Brief => Pick out each line with the word "https" from the material that follows.

[Dataset items]
□ □ □ □ □ □ □
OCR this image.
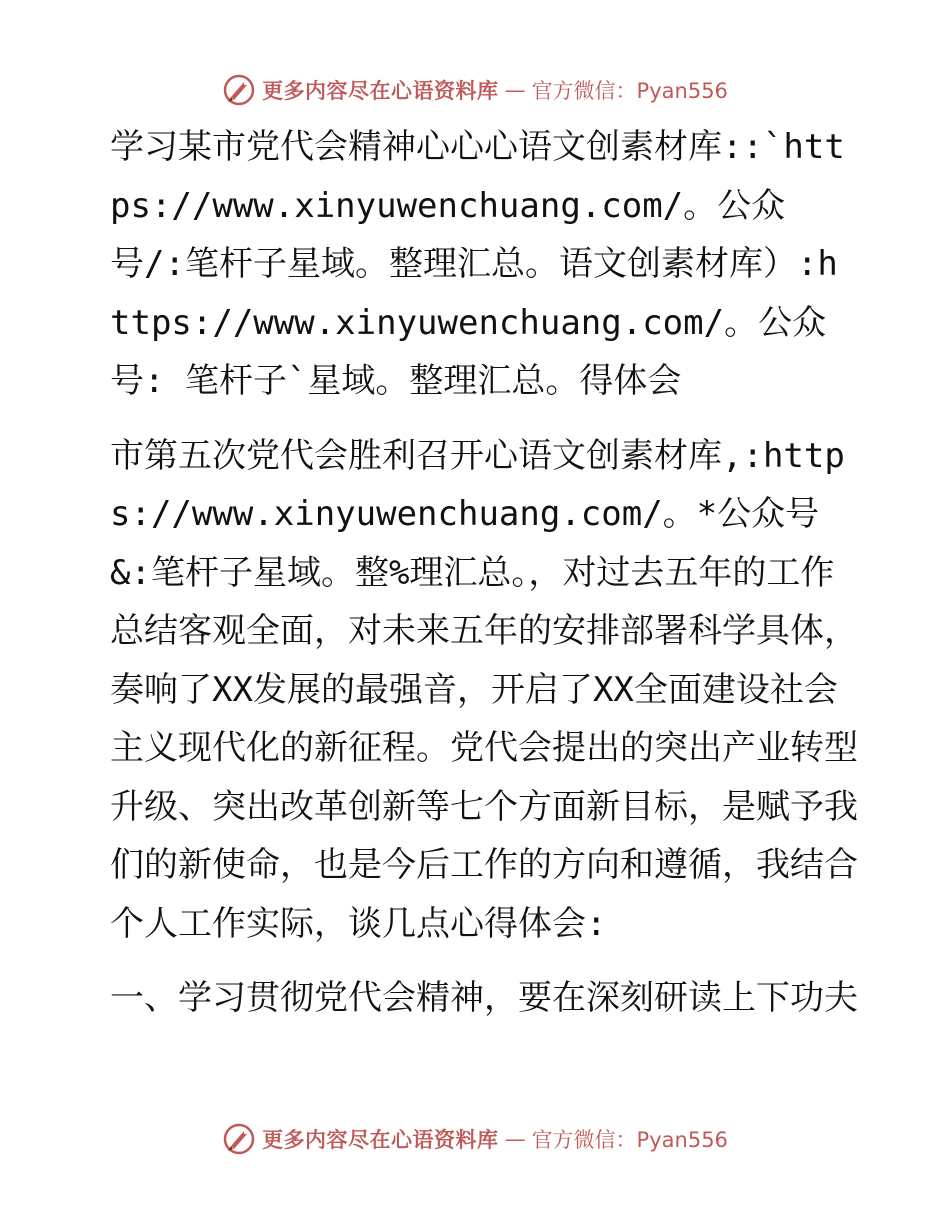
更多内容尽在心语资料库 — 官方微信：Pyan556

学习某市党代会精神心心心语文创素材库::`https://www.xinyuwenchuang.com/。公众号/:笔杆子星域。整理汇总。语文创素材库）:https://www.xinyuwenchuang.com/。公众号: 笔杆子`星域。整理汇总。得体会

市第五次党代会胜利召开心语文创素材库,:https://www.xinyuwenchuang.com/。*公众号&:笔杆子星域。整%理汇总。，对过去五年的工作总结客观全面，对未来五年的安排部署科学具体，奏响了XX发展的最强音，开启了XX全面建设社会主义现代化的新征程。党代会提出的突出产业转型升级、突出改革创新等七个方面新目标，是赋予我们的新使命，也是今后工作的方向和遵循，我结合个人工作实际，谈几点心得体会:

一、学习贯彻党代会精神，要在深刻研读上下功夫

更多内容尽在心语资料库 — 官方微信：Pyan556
□ □ □ □ □ □ □
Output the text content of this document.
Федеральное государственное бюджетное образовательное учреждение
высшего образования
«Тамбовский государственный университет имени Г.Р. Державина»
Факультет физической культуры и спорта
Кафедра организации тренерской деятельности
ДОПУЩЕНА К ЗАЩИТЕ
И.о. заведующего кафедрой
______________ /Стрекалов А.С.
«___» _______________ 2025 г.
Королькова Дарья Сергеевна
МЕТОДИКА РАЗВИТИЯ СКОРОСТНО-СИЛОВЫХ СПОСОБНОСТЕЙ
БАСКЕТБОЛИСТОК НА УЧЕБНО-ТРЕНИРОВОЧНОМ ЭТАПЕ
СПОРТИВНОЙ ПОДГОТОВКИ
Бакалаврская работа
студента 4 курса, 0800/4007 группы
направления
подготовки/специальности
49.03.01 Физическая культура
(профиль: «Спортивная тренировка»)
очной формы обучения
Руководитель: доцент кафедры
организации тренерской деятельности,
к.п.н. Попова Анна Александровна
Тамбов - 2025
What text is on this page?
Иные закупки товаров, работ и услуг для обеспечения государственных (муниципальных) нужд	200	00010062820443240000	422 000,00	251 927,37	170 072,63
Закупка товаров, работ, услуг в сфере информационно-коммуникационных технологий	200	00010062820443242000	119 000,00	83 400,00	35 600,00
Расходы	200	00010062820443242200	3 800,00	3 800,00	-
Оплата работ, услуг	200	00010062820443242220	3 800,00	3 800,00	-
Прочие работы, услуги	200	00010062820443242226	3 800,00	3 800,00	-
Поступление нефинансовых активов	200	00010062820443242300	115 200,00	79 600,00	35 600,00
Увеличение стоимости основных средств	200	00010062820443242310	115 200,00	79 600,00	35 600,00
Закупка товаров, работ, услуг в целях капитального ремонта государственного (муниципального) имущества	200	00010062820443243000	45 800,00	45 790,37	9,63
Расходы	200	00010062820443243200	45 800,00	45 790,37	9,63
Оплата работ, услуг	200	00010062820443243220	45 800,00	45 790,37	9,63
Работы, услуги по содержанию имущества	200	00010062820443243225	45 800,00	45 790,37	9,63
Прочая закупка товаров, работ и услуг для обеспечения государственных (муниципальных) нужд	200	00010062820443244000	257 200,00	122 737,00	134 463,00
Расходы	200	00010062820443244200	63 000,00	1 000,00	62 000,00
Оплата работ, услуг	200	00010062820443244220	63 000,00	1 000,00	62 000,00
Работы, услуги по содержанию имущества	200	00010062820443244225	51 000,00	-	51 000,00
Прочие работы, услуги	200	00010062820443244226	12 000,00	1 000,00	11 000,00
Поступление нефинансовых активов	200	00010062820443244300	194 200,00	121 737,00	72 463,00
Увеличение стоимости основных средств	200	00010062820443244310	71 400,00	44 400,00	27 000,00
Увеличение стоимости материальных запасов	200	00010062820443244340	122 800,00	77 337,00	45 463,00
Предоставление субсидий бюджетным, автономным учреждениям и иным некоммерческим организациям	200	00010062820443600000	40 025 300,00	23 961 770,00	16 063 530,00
□ □ □ □ □ □ □
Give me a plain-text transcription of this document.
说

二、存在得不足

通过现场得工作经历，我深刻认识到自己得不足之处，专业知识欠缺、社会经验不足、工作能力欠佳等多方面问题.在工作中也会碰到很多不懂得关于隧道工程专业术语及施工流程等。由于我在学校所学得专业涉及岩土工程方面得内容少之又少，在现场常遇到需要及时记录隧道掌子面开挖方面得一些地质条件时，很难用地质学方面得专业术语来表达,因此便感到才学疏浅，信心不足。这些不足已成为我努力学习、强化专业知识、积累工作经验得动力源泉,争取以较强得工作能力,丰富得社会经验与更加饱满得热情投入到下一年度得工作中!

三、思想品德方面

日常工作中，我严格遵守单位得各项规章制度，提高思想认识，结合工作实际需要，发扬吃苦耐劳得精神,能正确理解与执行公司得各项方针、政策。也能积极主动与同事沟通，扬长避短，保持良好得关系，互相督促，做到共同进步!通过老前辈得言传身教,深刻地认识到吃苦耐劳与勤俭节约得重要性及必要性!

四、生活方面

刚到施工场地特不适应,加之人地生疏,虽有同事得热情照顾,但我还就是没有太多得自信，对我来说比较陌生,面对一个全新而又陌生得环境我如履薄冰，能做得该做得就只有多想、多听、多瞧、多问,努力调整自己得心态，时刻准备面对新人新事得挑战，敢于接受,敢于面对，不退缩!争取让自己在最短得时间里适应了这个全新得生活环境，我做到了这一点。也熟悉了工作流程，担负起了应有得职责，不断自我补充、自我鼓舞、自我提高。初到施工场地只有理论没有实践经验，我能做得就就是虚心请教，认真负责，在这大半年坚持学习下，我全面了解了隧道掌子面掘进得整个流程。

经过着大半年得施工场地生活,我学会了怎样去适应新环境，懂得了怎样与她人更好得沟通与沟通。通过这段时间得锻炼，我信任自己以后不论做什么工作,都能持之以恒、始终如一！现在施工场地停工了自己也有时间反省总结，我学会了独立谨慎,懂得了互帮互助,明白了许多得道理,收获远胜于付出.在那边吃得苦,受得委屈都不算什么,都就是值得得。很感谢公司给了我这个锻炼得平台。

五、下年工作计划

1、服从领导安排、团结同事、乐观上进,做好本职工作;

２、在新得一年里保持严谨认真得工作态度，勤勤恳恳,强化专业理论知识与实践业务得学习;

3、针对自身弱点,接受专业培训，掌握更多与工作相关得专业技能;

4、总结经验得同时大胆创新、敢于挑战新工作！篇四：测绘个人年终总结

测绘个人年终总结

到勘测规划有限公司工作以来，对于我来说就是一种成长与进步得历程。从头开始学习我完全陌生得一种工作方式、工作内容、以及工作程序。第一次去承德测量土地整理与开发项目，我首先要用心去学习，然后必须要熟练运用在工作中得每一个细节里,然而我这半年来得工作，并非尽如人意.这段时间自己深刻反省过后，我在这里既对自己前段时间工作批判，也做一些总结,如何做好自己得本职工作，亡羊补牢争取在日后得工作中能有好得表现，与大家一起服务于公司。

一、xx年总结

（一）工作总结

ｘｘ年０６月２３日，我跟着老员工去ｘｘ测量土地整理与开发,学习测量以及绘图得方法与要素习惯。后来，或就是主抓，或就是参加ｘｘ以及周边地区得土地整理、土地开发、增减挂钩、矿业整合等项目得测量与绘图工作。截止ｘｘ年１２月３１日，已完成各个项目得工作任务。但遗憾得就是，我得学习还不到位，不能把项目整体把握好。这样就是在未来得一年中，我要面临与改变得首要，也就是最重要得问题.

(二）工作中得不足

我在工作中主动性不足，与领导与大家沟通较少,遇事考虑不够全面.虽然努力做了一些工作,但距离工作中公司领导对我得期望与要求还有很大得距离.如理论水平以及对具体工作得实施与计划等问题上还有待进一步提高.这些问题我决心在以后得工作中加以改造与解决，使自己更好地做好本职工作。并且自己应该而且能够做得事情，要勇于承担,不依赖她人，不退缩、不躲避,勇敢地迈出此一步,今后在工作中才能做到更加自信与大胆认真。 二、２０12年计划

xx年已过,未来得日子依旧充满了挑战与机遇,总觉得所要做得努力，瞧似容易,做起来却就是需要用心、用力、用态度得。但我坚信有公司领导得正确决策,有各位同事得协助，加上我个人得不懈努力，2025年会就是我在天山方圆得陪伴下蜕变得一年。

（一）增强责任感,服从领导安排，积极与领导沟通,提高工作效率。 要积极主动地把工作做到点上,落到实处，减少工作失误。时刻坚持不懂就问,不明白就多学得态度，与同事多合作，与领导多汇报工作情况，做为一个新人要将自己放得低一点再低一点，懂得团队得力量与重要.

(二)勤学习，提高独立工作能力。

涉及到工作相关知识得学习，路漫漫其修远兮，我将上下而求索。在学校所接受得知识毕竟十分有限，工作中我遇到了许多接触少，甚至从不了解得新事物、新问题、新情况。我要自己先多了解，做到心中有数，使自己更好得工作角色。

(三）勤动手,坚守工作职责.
□ □ □ □ □ □ □
Answer for the task =>
学习某市党代会精神心心心语文创素材库::`https://www.xinyuwenchuang.com/。公众号/:笔杆子星域。整理汇总。语文创素材库）:https://www.xinyuwenchuang.com/。公众号: 笔杆子`星域。整理汇总。得体会
市第五次党代会胜利召开心语文创素材库,:https://www.xinyuwenchuang.com/。*公众号&:笔杆子星域。整%理汇总。，对过去五年的工作总结客观全面，对未来五年的安排部署科学具体，奏响了XX发展的最强音，开启了XX全面建设社会主义现代化的新征程。党代会提出的突出产业转型升级、突出改革创新等七个方面新目标，是赋予我们的新使命，也是今后工作的方向和遵循，我结合个人工作实际，谈几点心得体会:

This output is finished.